> [WORK TO COMPLETE]
Every entry below must appear again, exactly as written.

________

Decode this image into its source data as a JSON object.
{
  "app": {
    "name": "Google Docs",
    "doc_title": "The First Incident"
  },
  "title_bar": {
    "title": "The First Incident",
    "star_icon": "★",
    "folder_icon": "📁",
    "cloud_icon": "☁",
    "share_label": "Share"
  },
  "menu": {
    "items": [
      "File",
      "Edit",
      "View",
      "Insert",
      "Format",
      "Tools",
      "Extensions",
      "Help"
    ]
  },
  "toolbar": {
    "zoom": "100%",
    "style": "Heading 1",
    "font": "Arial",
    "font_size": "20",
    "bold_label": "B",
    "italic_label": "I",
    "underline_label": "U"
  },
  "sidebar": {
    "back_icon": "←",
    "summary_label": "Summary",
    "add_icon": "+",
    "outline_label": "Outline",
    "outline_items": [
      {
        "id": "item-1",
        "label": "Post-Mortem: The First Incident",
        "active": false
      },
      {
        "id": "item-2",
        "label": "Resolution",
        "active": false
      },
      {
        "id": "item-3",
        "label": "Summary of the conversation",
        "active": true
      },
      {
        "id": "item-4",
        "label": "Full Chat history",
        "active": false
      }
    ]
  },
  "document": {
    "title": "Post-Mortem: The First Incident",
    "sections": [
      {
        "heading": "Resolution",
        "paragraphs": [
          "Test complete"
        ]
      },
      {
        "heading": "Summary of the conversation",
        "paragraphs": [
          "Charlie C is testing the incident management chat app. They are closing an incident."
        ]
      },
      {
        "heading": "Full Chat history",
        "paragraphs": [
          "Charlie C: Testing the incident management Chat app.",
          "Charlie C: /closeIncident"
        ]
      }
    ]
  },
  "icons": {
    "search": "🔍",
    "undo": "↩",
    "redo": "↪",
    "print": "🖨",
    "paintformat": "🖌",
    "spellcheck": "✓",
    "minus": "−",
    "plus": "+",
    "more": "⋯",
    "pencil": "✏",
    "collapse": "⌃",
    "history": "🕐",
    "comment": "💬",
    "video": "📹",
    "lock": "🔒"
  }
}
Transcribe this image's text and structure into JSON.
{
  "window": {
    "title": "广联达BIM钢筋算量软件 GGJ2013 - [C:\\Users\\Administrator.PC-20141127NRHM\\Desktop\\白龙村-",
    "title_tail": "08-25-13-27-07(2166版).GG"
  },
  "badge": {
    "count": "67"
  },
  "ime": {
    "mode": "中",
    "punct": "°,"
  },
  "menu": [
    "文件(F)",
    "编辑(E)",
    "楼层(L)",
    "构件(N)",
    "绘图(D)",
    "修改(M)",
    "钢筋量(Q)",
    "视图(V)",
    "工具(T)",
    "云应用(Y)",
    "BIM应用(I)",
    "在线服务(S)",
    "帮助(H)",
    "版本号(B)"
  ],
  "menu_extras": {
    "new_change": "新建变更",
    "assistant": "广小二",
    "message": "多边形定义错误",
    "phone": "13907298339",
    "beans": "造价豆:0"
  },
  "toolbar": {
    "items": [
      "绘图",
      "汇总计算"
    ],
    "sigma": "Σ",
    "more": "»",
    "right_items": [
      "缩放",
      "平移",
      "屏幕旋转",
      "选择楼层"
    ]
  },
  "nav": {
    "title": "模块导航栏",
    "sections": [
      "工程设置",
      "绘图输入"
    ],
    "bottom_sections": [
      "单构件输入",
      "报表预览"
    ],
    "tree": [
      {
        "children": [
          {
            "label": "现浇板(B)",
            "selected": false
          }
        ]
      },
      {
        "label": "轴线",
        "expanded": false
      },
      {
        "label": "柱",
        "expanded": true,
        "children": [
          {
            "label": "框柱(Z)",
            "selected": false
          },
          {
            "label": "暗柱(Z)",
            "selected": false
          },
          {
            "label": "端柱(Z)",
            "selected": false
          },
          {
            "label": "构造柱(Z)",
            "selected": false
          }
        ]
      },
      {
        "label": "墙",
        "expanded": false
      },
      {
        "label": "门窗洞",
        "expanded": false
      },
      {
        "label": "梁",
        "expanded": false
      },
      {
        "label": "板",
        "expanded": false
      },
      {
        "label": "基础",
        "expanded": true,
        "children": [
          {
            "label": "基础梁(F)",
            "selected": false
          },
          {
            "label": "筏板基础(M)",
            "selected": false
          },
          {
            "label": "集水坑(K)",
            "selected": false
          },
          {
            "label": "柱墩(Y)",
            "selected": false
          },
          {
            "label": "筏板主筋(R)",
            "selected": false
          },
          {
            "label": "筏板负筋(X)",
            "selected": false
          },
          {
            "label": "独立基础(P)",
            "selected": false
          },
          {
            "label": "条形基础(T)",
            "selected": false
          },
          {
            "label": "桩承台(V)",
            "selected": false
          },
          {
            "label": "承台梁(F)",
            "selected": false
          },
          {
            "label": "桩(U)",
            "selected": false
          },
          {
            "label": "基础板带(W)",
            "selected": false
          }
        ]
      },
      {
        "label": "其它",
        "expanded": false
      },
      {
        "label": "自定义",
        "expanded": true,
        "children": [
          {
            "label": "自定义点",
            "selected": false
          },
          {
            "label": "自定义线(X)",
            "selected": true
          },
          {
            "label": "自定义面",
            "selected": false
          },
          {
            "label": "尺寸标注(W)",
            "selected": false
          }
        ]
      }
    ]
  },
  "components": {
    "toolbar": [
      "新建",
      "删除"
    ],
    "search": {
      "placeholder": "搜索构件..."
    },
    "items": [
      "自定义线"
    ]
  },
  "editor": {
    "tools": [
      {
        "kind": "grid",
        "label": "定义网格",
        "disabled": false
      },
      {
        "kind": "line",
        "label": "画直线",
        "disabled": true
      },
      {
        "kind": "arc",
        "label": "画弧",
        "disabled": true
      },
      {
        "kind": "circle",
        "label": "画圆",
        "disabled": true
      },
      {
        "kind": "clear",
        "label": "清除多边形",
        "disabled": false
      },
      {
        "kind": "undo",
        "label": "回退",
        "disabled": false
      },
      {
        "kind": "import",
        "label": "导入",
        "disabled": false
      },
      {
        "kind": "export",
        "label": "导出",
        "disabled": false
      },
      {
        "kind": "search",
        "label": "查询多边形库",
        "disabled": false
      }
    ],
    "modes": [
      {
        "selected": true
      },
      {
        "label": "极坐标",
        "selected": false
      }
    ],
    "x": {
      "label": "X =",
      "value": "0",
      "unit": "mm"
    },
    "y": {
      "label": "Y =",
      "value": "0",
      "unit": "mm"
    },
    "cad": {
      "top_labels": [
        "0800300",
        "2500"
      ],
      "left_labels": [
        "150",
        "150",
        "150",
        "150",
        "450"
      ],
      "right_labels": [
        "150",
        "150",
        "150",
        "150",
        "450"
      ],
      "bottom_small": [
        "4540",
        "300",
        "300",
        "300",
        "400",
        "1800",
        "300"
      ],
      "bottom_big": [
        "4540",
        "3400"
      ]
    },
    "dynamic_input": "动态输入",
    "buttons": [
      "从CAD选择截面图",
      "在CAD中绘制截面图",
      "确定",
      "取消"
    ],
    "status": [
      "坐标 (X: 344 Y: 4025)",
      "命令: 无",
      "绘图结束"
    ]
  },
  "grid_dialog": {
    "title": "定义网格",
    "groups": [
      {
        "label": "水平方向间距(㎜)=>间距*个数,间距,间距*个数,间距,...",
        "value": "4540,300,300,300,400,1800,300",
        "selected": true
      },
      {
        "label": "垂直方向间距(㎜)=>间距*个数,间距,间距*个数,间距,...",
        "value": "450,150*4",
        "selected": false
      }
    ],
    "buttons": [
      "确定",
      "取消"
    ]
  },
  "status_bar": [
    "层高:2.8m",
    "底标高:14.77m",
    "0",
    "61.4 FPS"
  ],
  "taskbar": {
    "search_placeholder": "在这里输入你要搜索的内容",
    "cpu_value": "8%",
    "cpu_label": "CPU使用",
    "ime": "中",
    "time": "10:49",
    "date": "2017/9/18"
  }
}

________

> [TASK RESPONSE]
Decode this image into its source data as a JSON object.
{
  "app": {
    "name": "Google Docs",
    "doc_title": "The First Incident"
  },
  "title_bar": {
    "title": "The First Incident",
    "star_icon": "★",
    "folder_icon": "📁",
    "cloud_icon": "☁",
    "share_label": "Share"
  },
  "menu": {
    "items": [
      "File",
      "Edit",
      "View",
      "Insert",
      "Format",
      "Tools",
      "Extensions",
      "Help"
    ]
  },
  "toolbar": {
    "zoom": "100%",
    "style": "Heading 1",
    "font": "Arial",
    "font_size": "20",
    "bold_label": "B",
    "italic_label": "I",
    "underline_label": "U"
  },
  "sidebar": {
    "back_icon": "←",
    "summary_label": "Summary",
    "add_icon": "+",
    "outline_label": "Outline",
    "outline_items": [
      {
        "id": "item-1",
        "label": "Post-Mortem: The First Incident",
        "active": false
      },
      {
        "id": "item-2",
        "label": "Resolution",
        "active": false
      },
      {
        "id": "item-3",
        "label": "Summary of the conversation",
        "active": true
      },
      {
        "id": "item-4",
        "label": "Full Chat history",
        "active": false
      }
    ]
  },
  "document": {
    "title": "Post-Mortem: The First Incident",
    "sections": [
      {
        "heading": "Resolution",
        "paragraphs": [
          "Test complete"
        ]
      },
      {
        "heading": "Summary of the conversation",
        "paragraphs": [
          "Charlie C is testing the incident management chat app. They are closing an incident."
        ]
      },
      {
        "heading": "Full Chat history",
        "paragraphs": [
          "Charlie C: Testing the incident management Chat app.",
          "Charlie C: /closeIncident"
        ]
      }
    ]
  },
  "icons": {
    "search": "🔍",
    "undo": "↩",
    "redo": "↪",
    "print": "🖨",
    "paintformat": "🖌",
    "spellcheck": "✓",
    "minus": "−",
    "plus": "+",
    "more": "⋯",
    "pencil": "✏",
    "collapse": "⌃",
    "history": "🕐",
    "comment": "💬",
    "video": "📹",
    "lock": "🔒"
  }
}
Transcribe this image's text and structure into JSON.
{
  "window": {
    "title": "广联达BIM钢筋算量软件 GGJ2013 - [C:\\Users\\Administrator.PC-20141127NRHM\\Desktop\\白龙村-",
    "title_tail": "08-25-13-27-07(2166版).GG"
  },
  "badge": {
    "count": "67"
  },
  "ime": {
    "mode": "中",
    "punct": "°,"
  },
  "menu": [
    "文件(F)",
    "编辑(E)",
    "楼层(L)",
    "构件(N)",
    "绘图(D)",
    "修改(M)",
    "钢筋量(Q)",
    "视图(V)",
    "工具(T)",
    "云应用(Y)",
    "BIM应用(I)",
    "在线服务(S)",
    "帮助(H)",
    "版本号(B)"
  ],
  "menu_extras": {
    "new_change": "新建变更",
    "assistant": "广小二",
    "message": "多边形定义错误",
    "phone": "13907298339",
    "beans": "造价豆:0"
  },
  "toolbar": {
    "items": [
      "绘图",
      "汇总计算"
    ],
    "sigma": "Σ",
    "more": "»",
    "right_items": [
      "缩放",
      "平移",
      "屏幕旋转",
      "选择楼层"
    ]
  },
  "nav": {
    "title": "模块导航栏",
    "sections": [
      "工程设置",
      "绘图输入"
    ],
    "bottom_sections": [
      "单构件输入",
      "报表预览"
    ],
    "tree": [
      {
        "children": [
          {
            "label": "现浇板(B)",
            "selected": false
          }
        ]
      },
      {
        "label": "轴线",
        "expanded": false
      },
      {
        "label": "柱",
        "expanded": true,
        "children": [
          {
            "label": "框柱(Z)",
            "selected": false
          },
          {
            "label": "暗柱(Z)",
            "selected": false
          },
          {
            "label": "端柱(Z)",
            "selected": false
          },
          {
            "label": "构造柱(Z)",
            "selected": false
          }
        ]
      },
      {
        "label": "墙",
        "expanded": false
      },
      {
        "label": "门窗洞",
        "expanded": false
      },
      {
        "label": "梁",
        "expanded": false
      },
      {
        "label": "板",
        "expanded": false
      },
      {
        "label": "基础",
        "expanded": true,
        "children": [
          {
            "label": "基础梁(F)",
            "selected": false
          },
          {
            "label": "筏板基础(M)",
            "selected": false
          },
          {
            "label": "集水坑(K)",
            "selected": false
          },
          {
            "label": "柱墩(Y)",
            "selected": false
          },
          {
            "label": "筏板主筋(R)",
            "selected": false
          },
          {
            "label": "筏板负筋(X)",
            "selected": false
          },
          {
            "label": "独立基础(P)",
            "selected": false
          },
          {
            "label": "条形基础(T)",
            "selected": false
          },
          {
            "label": "桩承台(V)",
            "selected": false
          },
          {
            "label": "承台梁(F)",
            "selected": false
          },
          {
            "label": "桩(U)",
            "selected": false
          },
          {
            "label": "基础板带(W)",
            "selected": false
          }
        ]
      },
      {
        "label": "其它",
        "expanded": false
      },
      {
        "label": "自定义",
        "expanded": true,
        "children": [
          {
            "label": "自定义点",
            "selected": false
          },
          {
            "label": "自定义线(X)",
            "selected": true
          },
          {
            "label": "自定义面",
            "selected": false
          },
          {
            "label": "尺寸标注(W)",
            "selected": false
          }
        ]
      }
    ]
  },
  "components": {
    "toolbar": [
      "新建",
      "删除"
    ],
    "search": {
      "placeholder": "搜索构件..."
    },
    "items": [
      "自定义线"
    ]
  },
  "editor": {
    "tools": [
      {
        "kind": "grid",
        "label": "定义网格",
        "disabled": false
      },
      {
        "kind": "line",
        "label": "画直线",
        "disabled": true
      },
      {
        "kind": "arc",
        "label": "画弧",
        "disabled": true
      },
      {
        "kind": "circle",
        "label": "画圆",
        "disabled": true
      },
      {
        "kind": "clear",
        "label": "清除多边形",
        "disabled": false
      },
      {
        "kind": "undo",
        "label": "回退",
        "disabled": false
      },
      {
        "kind": "import",
        "label": "导入",
        "disabled": false
      },
      {
        "kind": "export",
        "label": "导出",
        "disabled": false
      },
      {
        "kind": "search",
        "label": "查询多边形库",
        "disabled": false
      }
    ],
    "modes": [
      {
        "selected": true
      },
      {
        "label": "极坐标",
        "selected": false
      }
    ],
    "x": {
      "label": "X =",
      "value": "0",
      "unit": "mm"
    },
    "y": {
      "label": "Y =",
      "value": "0",
      "unit": "mm"
    },
    "cad": {
      "top_labels": [
        "0800300",
        "2500"
      ],
      "left_labels": [
        "150",
        "150",
        "150",
        "150",
        "450"
      ],
      "right_labels": [
        "150",
        "150",
        "150",
        "150",
        "450"
      ],
      "bottom_small": [
        "4540",
        "300",
        "300",
        "300",
        "400",
        "1800",
        "300"
      ],
      "bottom_big": [
        "4540",
        "3400"
      ]
    },
    "dynamic_input": "动态输入",
    "buttons": [
      "从CAD选择截面图",
      "在CAD中绘制截面图",
      "确定",
      "取消"
    ],
    "status": [
      "坐标 (X: 344 Y: 4025)",
      "命令: 无",
      "绘图结束"
    ]
  },
  "grid_dialog": {
    "title": "定义网格",
    "groups": [
      {
        "label": "水平方向间距(㎜)=>间距*个数,间距,间距*个数,间距,...",
        "value": "4540,300,300,300,400,1800,300",
        "selected": true
      },
      {
        "label": "垂直方向间距(㎜)=>间距*个数,间距,间距*个数,间距,...",
        "value": "450,150*4",
        "selected": false
      }
    ],
    "buttons": [
      "确定",
      "取消"
    ]
  },
  "status_bar": [
    "层高:2.8m",
    "底标高:14.77m",
    "0",
    "61.4 FPS"
  ],
  "taskbar": {
    "search_placeholder": "在这里输入你要搜索的内容",
    "cpu_value": "8%",
    "cpu_label": "CPU使用",
    "ime": "中",
    "time": "10:49",
    "date": "2017/9/18"
  }
}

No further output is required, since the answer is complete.